Stored entries:
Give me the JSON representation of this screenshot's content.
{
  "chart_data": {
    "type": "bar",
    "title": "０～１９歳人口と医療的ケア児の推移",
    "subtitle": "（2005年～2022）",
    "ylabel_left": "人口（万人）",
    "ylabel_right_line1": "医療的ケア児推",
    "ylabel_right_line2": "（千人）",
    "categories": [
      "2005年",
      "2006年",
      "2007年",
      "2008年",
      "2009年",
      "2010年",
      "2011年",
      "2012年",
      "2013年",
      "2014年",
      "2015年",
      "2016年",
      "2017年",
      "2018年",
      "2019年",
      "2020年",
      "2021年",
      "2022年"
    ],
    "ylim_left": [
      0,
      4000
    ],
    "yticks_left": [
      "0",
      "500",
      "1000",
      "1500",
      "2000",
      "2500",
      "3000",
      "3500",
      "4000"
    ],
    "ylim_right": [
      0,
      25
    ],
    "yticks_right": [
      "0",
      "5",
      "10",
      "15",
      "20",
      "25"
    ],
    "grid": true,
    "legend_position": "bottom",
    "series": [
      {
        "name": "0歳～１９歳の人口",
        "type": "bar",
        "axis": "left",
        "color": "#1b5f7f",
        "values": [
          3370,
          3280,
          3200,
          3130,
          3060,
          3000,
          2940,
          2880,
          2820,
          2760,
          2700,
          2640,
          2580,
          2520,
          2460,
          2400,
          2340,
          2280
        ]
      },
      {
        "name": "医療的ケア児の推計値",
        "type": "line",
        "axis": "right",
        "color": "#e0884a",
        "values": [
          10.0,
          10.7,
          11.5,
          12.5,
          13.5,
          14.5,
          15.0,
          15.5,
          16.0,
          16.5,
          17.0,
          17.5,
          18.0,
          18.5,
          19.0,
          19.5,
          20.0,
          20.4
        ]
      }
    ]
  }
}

Do this:
Every entry must be retyped in full, exactly as given.

Task output:
Give me the JSON representation of this screenshot's content.
{
  "chart_data": {
    "type": "bar",
    "title": "０～１９歳人口と医療的ケア児の推移",
    "subtitle": "（2005年～2022）",
    "ylabel_left": "人口（万人）",
    "ylabel_right_line1": "医療的ケア児推",
    "ylabel_right_line2": "（千人）",
    "categories": [
      "2005年",
      "2006年",
      "2007年",
      "2008年",
      "2009年",
      "2010年",
      "2011年",
      "2012年",
      "2013年",
      "2014年",
      "2015年",
      "2016年",
      "2017年",
      "2018年",
      "2019年",
      "2020年",
      "2021年",
      "2022年"
    ],
    "ylim_left": [
      0,
      4000
    ],
    "yticks_left": [
      "0",
      "500",
      "1000",
      "1500",
      "2000",
      "2500",
      "3000",
      "3500",
      "4000"
    ],
    "ylim_right": [
      0,
      25
    ],
    "yticks_right": [
      "0",
      "5",
      "10",
      "15",
      "20",
      "25"
    ],
    "grid": true,
    "legend_position": "bottom",
    "series": [
      {
        "name": "0歳～１９歳の人口",
        "type": "bar",
        "axis": "left",
        "color": "#1b5f7f",
        "values": [
          3370,
          3280,
          3200,
          3130,
          3060,
          3000,
          2940,
          2880,
          2820,
          2760,
          2700,
          2640,
          2580,
          2520,
          2460,
          2400,
          2340,
          2280
        ]
      },
      {
        "name": "医療的ケア児の推計値",
        "type": "line",
        "axis": "right",
        "color": "#e0884a",
        "values": [
          10.0,
          10.7,
          11.5,
          12.5,
          13.5,
          14.5,
          15.0,
          15.5,
          16.0,
          16.5,
          17.0,
          17.5,
          18.0,
          18.5,
          19.0,
          19.5,
          20.0,
          20.4
        ]
      }
    ]
  }
}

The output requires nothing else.